__WHAT YOU SHOULD DO__
Collect each line containing "Osteopontin".

:: DATASET RECORDS ::

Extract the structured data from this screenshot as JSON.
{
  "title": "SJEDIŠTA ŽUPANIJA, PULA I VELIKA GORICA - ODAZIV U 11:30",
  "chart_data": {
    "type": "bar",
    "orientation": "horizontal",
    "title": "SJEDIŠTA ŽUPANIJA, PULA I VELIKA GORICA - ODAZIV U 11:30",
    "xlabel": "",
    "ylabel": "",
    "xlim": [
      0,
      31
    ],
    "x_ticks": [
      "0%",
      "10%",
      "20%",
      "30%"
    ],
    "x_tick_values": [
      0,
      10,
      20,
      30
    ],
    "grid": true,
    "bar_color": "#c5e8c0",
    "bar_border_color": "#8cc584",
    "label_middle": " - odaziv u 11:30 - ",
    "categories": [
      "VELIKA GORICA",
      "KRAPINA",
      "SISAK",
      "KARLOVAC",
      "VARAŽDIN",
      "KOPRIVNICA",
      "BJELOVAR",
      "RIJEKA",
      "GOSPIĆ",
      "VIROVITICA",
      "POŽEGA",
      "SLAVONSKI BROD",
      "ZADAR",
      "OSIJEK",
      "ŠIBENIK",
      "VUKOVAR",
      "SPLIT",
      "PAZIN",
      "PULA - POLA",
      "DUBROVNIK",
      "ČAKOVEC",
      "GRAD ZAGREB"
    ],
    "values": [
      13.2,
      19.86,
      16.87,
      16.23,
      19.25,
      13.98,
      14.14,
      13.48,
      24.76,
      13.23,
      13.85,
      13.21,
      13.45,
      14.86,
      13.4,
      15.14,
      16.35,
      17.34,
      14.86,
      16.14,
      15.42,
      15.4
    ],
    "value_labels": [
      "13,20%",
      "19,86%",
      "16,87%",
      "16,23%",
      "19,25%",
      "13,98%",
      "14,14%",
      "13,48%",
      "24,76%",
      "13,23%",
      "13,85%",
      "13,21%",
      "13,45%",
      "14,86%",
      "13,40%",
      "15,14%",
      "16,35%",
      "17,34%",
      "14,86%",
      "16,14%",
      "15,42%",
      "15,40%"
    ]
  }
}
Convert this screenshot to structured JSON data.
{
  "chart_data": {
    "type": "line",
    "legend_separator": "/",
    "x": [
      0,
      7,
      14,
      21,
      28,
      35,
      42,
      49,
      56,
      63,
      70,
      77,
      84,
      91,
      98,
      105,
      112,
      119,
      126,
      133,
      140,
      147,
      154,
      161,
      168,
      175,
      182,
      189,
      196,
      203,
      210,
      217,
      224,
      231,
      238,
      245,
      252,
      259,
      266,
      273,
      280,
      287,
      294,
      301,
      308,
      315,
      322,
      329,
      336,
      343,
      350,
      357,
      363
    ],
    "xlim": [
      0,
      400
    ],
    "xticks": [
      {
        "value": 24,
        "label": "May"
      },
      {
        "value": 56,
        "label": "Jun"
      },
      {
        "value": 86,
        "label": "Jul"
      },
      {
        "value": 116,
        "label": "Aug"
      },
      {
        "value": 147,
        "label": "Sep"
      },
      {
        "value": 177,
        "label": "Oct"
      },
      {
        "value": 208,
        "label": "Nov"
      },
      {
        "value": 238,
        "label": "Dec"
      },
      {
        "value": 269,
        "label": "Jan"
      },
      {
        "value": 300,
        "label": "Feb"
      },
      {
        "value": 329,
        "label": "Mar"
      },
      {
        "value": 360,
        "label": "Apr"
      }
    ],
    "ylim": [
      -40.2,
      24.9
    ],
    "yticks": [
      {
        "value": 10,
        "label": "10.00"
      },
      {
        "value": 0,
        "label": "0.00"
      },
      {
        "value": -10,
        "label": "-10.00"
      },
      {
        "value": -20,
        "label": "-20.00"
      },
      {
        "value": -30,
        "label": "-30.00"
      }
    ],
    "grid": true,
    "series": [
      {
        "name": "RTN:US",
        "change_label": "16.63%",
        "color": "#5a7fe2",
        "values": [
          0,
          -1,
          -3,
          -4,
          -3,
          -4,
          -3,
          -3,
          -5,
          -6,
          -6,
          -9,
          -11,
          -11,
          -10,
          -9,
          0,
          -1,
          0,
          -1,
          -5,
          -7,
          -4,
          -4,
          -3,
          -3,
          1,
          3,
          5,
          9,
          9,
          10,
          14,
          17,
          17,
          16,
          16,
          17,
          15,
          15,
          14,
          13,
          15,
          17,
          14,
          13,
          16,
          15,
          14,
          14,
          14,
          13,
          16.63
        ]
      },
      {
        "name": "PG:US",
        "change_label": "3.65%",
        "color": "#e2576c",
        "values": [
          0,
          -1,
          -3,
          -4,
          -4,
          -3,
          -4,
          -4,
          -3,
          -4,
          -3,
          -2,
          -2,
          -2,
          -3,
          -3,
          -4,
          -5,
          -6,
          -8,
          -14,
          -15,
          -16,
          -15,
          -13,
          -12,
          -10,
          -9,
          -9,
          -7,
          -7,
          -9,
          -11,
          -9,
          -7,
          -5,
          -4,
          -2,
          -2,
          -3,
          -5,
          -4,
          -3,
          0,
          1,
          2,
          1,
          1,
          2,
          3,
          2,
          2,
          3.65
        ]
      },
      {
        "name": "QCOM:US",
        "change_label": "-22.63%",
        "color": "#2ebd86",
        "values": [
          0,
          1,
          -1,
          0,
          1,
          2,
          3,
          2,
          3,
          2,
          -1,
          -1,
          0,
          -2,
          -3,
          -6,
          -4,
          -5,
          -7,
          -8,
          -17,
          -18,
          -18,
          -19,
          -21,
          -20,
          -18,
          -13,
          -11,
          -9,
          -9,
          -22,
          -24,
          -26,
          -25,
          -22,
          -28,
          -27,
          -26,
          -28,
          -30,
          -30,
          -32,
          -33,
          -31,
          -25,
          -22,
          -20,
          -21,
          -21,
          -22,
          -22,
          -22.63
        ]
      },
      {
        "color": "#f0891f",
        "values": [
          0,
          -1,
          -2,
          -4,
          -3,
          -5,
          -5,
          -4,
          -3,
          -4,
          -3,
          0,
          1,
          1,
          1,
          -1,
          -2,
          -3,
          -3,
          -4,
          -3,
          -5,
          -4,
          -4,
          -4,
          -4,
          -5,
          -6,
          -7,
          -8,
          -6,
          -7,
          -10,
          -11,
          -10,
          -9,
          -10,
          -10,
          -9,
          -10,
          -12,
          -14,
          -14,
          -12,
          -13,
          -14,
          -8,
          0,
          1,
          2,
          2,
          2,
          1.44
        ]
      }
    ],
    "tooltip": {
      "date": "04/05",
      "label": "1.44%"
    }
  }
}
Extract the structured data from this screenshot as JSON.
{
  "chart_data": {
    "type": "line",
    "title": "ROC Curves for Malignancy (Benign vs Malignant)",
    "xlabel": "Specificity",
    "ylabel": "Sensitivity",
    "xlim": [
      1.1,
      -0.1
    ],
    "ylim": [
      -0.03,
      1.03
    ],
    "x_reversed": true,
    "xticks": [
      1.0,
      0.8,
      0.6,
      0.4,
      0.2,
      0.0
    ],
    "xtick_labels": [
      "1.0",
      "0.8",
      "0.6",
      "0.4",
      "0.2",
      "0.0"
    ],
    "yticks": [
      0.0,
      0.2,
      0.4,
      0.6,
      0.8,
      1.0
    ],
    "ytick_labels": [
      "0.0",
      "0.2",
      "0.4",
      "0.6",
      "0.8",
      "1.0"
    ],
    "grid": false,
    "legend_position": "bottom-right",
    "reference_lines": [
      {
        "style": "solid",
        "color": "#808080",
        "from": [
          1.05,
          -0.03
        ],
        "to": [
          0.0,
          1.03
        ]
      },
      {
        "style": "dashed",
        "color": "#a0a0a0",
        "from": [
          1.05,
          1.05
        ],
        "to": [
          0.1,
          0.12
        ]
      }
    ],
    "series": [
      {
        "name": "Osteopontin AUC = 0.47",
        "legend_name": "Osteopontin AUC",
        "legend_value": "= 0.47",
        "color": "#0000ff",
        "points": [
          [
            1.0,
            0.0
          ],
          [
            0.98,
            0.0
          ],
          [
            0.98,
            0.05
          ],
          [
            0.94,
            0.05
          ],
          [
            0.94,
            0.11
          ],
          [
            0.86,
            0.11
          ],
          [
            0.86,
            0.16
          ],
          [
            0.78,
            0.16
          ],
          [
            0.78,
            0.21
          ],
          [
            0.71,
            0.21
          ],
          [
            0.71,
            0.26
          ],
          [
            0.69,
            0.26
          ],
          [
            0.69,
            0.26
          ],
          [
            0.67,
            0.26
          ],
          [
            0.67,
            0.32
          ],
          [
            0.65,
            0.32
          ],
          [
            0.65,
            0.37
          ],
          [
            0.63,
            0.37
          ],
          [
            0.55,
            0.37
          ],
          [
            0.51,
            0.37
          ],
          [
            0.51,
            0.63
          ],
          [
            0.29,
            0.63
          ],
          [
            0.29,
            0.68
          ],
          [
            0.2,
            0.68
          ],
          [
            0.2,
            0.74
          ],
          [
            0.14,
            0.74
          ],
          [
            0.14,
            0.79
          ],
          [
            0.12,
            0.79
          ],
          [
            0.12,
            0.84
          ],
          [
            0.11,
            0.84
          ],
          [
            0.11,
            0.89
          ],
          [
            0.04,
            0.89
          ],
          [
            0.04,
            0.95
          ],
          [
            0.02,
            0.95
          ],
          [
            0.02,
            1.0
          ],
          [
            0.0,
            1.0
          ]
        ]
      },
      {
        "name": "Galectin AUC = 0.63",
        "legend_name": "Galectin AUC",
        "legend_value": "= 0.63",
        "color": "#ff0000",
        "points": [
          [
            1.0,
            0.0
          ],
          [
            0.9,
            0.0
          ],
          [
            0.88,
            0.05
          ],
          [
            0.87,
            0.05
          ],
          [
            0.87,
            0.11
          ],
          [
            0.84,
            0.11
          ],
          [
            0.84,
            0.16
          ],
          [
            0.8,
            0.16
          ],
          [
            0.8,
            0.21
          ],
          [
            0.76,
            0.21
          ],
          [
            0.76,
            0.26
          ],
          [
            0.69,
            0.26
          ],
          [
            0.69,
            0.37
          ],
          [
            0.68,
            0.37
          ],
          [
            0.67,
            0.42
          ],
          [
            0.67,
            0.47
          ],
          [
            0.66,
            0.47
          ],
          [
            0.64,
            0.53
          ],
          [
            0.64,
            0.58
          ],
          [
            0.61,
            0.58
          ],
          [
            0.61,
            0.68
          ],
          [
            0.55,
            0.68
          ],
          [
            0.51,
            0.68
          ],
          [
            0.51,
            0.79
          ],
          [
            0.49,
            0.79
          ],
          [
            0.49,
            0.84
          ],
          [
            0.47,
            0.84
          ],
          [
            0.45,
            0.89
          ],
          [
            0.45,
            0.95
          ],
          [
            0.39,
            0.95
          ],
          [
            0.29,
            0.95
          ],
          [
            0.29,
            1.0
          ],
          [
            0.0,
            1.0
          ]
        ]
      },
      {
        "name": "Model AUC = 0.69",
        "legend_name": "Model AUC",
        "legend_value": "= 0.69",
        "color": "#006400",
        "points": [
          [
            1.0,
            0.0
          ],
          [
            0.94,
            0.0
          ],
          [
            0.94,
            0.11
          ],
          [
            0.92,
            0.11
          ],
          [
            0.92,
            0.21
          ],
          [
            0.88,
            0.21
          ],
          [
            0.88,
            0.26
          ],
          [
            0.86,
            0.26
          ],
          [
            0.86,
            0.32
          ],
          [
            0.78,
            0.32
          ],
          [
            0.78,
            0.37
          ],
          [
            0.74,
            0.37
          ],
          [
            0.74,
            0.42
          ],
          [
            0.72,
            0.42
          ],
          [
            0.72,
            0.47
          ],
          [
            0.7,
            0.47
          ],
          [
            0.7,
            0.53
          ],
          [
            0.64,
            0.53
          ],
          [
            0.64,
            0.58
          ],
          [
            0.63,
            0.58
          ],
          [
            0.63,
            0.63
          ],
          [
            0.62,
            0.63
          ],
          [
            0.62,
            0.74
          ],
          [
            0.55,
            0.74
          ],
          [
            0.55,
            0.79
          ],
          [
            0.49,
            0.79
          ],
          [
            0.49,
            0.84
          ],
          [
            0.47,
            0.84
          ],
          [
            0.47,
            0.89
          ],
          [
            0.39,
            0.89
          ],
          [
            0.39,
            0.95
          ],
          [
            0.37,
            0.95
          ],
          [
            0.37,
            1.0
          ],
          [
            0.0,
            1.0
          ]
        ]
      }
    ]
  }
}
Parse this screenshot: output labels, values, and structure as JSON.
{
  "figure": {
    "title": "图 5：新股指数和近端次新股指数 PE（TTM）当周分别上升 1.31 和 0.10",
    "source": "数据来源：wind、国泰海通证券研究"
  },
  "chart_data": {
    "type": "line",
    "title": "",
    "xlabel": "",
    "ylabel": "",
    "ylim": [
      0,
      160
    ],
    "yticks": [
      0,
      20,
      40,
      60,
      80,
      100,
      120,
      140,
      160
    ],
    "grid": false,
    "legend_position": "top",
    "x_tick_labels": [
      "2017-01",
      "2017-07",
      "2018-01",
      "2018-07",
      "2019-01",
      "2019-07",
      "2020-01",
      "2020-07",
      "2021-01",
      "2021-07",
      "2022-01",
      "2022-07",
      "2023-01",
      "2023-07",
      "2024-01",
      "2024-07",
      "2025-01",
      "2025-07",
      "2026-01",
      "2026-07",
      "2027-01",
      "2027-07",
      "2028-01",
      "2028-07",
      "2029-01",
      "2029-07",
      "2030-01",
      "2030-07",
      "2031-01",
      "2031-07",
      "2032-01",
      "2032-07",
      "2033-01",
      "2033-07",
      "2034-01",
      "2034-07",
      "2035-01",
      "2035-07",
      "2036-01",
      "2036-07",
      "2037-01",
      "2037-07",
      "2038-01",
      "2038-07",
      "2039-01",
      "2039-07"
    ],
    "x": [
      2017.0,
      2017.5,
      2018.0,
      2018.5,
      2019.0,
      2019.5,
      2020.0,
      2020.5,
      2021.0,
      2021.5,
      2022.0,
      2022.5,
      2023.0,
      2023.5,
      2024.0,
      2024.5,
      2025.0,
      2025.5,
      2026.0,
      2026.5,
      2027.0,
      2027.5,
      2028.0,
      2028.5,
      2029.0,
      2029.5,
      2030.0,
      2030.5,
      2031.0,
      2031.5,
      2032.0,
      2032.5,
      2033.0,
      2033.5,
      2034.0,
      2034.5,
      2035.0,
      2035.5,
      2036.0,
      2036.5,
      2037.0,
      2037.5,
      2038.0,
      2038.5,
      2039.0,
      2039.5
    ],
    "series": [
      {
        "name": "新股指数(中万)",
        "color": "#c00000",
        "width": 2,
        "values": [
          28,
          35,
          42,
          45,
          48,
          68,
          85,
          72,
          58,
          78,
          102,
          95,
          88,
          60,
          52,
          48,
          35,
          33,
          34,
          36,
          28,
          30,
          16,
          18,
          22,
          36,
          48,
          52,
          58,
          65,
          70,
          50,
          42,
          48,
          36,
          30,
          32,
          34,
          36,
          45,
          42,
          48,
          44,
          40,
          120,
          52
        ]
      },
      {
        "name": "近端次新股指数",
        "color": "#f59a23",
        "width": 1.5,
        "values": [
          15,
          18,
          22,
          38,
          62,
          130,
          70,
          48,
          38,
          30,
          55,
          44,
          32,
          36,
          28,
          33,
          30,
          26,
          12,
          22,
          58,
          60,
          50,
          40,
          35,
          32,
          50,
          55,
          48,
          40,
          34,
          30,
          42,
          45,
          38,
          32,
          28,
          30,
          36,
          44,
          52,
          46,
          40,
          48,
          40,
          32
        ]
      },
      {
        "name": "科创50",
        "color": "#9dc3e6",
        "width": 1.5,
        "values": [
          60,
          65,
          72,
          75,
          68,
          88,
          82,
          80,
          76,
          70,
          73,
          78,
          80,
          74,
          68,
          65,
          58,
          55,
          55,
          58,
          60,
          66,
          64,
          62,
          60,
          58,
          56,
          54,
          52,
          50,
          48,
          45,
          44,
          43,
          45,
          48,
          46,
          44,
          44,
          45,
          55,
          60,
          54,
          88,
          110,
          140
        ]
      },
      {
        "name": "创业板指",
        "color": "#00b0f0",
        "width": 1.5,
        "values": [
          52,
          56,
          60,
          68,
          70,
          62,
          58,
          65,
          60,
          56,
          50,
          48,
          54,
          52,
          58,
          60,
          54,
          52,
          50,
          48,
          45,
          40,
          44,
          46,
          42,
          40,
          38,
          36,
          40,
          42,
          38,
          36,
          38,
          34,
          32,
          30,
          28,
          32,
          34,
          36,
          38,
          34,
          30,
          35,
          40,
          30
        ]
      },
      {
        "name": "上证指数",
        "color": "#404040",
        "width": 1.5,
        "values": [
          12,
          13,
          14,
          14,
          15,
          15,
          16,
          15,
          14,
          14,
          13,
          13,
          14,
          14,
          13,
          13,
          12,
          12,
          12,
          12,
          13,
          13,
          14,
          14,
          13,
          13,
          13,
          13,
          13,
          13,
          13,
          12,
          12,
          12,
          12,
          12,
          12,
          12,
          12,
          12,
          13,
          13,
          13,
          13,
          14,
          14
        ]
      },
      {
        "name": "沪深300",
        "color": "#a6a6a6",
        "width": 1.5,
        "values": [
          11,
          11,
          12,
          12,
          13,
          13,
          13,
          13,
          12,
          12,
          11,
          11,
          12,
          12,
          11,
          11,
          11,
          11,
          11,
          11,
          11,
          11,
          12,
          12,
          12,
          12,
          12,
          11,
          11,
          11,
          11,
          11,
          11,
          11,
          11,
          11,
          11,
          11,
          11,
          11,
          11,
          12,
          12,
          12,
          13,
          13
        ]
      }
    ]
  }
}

:::

__RESPONSE TO THIS EXERCISE__
        "name": "Osteopontin AUC = 0.47",
        "legend_name": "Osteopontin AUC",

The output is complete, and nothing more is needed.